(Excerpt from a dataset)

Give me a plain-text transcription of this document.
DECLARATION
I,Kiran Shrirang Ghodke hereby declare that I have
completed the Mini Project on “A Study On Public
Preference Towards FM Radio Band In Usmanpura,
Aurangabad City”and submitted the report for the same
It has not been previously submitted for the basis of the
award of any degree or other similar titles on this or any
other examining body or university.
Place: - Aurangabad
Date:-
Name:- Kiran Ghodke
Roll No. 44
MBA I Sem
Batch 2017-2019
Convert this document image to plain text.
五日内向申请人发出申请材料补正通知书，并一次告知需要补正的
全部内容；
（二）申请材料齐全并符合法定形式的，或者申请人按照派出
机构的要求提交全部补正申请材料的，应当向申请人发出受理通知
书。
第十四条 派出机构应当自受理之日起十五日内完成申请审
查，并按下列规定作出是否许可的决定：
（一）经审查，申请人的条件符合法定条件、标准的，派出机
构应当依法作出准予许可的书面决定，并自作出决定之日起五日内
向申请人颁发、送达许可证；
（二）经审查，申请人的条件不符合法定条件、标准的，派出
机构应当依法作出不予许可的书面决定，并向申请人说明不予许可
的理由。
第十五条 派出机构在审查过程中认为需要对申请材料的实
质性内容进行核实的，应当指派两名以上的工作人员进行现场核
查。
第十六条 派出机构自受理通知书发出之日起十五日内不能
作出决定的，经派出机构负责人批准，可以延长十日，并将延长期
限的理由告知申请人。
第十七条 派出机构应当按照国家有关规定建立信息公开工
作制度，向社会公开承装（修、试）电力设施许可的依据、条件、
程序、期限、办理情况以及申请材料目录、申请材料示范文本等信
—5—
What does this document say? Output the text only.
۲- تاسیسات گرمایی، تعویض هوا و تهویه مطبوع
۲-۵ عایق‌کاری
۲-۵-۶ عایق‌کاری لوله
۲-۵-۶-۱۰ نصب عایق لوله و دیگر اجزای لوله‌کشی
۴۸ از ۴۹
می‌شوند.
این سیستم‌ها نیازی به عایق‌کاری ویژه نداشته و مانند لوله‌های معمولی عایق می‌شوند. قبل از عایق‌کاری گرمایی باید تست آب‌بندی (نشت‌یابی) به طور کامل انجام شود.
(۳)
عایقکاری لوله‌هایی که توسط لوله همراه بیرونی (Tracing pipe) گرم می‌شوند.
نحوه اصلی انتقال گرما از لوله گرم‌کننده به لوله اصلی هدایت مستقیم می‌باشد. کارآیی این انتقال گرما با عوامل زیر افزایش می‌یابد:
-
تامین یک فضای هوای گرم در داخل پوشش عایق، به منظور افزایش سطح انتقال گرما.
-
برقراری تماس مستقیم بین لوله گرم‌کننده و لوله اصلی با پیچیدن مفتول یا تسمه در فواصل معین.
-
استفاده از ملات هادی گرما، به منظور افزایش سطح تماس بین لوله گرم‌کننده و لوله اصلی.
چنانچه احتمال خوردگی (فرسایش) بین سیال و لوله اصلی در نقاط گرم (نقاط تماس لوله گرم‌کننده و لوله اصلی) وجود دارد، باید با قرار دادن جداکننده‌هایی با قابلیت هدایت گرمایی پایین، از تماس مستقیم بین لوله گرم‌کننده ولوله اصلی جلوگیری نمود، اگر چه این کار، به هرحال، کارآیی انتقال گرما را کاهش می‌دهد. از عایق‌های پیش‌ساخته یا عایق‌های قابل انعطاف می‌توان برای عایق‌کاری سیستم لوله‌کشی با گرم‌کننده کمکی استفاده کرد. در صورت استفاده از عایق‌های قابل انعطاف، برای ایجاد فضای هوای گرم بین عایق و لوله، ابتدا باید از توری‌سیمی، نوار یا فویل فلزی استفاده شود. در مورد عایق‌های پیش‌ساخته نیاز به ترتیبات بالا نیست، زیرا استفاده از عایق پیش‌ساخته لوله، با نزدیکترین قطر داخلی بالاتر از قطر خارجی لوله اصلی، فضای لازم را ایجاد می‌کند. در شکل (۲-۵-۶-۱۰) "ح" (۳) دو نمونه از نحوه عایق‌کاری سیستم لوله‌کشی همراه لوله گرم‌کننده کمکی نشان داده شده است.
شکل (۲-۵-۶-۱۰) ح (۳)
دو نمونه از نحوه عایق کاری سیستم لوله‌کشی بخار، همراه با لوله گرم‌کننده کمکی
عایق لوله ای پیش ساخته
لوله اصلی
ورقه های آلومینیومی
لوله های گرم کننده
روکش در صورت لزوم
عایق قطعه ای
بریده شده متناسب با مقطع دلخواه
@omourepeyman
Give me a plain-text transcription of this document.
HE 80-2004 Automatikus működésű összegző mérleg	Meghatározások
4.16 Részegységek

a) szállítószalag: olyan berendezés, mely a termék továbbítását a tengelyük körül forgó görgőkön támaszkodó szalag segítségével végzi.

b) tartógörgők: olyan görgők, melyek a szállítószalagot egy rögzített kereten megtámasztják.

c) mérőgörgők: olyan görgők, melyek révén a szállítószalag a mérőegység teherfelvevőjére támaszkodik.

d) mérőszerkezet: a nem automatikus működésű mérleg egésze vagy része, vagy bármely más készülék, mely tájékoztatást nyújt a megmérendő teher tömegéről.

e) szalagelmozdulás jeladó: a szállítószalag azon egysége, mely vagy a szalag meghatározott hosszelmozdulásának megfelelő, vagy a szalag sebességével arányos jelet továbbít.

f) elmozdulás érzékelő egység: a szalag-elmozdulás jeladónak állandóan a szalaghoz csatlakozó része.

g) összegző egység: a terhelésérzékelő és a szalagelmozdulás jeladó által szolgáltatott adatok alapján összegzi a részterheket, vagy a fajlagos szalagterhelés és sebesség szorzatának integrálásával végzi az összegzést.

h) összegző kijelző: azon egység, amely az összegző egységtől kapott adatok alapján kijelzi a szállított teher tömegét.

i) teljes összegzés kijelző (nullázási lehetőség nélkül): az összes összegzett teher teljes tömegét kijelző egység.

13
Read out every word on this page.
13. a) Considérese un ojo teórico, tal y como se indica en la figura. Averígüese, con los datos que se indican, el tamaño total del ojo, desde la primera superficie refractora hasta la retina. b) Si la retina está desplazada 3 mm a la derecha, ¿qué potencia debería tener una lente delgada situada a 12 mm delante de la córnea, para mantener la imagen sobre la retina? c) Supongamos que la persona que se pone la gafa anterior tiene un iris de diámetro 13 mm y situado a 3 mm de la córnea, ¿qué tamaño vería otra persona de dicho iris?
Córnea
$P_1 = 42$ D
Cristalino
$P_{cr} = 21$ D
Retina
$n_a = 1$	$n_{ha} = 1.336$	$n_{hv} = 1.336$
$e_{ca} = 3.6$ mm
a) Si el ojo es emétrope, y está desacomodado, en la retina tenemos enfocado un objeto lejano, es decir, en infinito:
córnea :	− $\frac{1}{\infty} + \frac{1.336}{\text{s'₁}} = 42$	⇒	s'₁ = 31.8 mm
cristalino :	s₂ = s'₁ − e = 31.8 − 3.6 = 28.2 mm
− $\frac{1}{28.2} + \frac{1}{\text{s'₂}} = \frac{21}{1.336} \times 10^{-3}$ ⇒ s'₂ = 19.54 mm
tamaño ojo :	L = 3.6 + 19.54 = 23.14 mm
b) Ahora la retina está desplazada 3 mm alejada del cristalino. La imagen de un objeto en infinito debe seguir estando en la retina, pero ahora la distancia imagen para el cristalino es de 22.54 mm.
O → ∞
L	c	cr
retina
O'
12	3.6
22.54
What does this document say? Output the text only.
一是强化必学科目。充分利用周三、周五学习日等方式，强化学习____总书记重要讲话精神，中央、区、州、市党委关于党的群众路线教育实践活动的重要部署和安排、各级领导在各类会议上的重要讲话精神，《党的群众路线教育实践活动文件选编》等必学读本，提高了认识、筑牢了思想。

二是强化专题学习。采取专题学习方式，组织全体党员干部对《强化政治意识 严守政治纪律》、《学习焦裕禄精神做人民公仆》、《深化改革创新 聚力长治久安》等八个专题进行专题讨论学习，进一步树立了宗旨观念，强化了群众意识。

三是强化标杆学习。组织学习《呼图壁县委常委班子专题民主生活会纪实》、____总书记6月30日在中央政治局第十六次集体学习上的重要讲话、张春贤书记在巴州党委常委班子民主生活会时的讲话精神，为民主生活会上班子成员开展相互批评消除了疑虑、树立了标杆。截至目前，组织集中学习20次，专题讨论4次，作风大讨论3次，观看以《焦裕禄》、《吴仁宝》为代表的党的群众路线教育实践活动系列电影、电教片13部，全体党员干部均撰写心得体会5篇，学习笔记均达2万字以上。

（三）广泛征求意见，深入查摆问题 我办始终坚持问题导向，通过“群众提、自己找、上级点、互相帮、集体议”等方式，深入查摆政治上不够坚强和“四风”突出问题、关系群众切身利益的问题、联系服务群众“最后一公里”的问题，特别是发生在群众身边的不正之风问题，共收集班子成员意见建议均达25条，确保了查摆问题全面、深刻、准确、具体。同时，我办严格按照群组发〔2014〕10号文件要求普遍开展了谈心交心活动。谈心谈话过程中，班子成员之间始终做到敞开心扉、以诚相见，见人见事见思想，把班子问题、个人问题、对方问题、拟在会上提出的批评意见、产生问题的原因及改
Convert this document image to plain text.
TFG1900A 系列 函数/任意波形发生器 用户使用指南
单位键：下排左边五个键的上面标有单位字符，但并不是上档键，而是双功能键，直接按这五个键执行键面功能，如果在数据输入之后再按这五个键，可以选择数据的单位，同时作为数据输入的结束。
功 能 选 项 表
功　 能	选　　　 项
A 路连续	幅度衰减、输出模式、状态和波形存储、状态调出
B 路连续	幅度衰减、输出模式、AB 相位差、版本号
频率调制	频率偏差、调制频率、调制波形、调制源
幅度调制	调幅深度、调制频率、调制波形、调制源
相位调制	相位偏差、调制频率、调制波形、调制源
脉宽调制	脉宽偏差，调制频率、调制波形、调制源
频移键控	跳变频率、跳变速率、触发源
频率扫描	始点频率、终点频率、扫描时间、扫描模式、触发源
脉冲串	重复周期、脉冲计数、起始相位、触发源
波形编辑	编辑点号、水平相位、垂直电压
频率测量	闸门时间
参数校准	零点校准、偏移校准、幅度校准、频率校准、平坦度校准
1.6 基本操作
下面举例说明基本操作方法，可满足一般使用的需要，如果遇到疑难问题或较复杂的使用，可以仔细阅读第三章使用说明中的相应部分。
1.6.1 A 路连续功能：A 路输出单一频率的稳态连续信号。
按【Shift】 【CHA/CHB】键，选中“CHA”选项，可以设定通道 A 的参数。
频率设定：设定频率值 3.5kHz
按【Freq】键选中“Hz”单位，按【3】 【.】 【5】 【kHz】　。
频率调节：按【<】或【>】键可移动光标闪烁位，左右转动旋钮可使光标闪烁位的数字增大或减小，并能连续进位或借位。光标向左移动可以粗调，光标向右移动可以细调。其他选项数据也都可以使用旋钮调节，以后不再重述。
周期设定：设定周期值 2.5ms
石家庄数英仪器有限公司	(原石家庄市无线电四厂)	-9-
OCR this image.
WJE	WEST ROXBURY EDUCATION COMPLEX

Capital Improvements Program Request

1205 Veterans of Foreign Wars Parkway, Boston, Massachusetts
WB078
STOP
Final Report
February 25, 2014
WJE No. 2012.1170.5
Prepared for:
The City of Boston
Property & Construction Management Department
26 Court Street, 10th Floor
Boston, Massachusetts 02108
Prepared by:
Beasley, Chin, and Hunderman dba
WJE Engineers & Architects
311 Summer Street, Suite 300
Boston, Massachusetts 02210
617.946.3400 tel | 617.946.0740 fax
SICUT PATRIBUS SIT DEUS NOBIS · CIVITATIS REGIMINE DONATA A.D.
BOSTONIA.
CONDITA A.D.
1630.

Given task
How many lines in the listing contain "objeto"? Answer with the number alone.

Task output
2